Collection entries:

--

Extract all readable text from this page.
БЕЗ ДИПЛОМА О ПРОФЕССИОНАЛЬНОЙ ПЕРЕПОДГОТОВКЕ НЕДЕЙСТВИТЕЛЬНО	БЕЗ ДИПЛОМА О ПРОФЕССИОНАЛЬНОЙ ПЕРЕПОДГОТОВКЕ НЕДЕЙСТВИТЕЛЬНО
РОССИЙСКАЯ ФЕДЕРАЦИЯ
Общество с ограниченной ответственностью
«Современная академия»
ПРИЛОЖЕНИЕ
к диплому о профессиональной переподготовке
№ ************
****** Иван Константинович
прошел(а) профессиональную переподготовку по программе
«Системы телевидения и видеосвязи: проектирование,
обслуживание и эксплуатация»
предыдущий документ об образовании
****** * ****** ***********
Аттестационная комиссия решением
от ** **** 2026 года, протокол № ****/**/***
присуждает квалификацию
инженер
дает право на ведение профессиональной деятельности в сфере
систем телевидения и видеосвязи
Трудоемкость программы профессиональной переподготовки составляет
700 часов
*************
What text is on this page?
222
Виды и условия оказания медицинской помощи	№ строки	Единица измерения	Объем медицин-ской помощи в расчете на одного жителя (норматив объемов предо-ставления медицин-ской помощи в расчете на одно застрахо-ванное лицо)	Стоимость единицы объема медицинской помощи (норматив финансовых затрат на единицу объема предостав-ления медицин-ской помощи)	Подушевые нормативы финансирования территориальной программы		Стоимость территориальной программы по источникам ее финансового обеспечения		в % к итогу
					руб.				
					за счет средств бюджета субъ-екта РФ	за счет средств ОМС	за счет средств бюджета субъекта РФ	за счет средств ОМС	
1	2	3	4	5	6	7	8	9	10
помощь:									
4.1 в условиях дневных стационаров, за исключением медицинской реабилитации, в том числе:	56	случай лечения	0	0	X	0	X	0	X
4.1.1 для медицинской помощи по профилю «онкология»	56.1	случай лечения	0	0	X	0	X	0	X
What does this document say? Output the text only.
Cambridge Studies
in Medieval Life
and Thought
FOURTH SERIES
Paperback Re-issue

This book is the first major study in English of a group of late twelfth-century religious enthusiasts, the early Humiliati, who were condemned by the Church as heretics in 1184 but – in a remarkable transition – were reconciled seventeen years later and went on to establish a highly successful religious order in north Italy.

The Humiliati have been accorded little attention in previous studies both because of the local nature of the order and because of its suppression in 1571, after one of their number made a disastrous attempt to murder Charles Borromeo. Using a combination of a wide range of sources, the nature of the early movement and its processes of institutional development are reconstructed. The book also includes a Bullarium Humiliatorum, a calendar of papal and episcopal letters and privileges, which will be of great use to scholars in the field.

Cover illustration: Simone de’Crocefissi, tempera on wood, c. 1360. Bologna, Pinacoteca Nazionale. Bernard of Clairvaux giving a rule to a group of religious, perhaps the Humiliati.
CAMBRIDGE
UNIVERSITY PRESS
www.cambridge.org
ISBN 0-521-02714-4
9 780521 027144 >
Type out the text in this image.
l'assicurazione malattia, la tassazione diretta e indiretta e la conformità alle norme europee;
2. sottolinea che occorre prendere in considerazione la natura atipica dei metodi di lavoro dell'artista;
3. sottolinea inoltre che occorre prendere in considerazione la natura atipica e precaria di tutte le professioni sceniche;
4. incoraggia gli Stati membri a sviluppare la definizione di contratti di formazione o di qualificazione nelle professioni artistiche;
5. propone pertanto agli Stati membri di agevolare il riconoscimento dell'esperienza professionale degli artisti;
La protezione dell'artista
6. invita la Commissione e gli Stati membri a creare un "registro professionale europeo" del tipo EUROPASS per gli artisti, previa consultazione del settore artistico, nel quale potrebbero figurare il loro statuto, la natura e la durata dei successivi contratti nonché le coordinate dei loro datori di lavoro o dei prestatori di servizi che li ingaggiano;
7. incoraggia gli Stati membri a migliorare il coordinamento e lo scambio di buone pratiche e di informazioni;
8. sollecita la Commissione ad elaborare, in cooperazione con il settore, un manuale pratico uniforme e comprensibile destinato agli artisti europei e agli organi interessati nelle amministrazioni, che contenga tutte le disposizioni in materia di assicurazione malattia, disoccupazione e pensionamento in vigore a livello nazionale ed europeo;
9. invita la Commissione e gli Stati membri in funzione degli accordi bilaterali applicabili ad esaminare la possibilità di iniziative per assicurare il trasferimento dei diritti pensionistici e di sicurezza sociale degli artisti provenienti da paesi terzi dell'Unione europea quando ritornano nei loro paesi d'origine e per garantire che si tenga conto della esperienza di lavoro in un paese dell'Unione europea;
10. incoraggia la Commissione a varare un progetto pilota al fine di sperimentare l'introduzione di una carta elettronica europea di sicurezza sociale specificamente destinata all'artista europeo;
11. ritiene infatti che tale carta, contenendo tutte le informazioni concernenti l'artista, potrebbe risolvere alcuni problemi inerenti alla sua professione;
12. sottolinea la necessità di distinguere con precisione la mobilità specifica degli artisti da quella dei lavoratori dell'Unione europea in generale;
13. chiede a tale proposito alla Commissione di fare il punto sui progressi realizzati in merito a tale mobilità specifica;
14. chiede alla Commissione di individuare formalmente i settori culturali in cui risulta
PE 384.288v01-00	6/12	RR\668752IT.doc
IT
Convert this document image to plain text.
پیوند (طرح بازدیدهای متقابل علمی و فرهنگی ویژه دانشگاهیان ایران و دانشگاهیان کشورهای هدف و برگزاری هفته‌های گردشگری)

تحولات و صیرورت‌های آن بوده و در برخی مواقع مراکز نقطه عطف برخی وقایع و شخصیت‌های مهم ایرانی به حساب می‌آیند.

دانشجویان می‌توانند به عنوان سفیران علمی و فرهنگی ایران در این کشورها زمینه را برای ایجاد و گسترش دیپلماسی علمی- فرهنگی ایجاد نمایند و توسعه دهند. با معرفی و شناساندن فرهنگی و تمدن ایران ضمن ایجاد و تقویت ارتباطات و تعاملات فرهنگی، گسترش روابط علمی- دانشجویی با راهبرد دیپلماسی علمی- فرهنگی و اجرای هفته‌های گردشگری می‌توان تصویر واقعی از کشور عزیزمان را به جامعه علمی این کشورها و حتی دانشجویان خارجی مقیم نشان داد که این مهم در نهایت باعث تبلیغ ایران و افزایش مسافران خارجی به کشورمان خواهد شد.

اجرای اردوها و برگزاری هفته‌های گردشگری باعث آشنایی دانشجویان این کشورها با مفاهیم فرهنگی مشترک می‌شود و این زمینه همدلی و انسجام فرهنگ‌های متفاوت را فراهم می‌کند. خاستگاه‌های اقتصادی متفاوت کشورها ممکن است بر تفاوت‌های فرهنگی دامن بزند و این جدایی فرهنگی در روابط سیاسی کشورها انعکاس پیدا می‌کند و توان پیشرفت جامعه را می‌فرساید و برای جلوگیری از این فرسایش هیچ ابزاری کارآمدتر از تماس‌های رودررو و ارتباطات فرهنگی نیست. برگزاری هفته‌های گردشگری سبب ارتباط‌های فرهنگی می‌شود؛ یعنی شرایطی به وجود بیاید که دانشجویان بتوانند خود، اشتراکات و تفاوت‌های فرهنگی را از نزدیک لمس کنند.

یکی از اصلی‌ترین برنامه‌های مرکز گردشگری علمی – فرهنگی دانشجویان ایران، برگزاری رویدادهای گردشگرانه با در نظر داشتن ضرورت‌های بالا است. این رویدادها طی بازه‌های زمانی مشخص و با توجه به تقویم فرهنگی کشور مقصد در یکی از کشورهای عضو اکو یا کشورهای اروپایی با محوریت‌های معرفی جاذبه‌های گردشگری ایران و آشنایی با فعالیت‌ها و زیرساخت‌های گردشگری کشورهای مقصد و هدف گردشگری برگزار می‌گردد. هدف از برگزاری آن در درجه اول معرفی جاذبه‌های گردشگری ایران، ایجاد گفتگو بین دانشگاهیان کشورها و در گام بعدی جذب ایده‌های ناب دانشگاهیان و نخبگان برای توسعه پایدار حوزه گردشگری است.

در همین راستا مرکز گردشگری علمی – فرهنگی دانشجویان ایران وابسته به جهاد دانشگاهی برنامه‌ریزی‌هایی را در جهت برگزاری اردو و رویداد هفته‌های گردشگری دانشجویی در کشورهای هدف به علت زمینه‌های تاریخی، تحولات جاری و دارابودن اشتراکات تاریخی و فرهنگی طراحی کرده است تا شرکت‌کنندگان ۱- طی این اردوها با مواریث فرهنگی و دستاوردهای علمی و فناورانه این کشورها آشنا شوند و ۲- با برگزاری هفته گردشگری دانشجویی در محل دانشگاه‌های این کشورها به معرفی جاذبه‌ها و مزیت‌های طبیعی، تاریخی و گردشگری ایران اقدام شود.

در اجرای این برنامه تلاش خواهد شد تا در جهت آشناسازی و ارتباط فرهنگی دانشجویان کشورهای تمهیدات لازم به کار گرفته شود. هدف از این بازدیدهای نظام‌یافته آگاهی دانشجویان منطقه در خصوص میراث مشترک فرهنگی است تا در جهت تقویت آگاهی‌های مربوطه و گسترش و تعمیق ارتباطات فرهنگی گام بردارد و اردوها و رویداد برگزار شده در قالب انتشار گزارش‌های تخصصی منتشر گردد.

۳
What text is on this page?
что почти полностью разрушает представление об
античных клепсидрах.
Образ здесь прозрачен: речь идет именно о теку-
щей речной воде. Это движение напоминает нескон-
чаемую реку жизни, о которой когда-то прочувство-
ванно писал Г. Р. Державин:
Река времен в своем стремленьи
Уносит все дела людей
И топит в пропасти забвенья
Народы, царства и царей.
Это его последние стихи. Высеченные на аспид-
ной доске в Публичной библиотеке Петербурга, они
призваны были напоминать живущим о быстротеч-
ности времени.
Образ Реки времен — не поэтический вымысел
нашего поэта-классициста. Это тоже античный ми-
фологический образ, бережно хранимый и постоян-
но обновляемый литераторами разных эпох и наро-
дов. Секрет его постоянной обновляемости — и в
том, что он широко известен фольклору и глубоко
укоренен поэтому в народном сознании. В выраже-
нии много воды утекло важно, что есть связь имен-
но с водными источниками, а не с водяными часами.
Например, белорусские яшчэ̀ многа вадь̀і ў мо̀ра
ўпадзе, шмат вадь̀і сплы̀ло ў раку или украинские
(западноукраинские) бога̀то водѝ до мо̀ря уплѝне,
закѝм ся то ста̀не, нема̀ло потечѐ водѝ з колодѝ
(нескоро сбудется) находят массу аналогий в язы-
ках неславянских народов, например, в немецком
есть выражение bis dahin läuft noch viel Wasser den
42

--

Challenge:
Pick out every line above that holds the word "image" and copy it.

Response for this exercise:
Type out the text in this image.
Convert this document image to plain text.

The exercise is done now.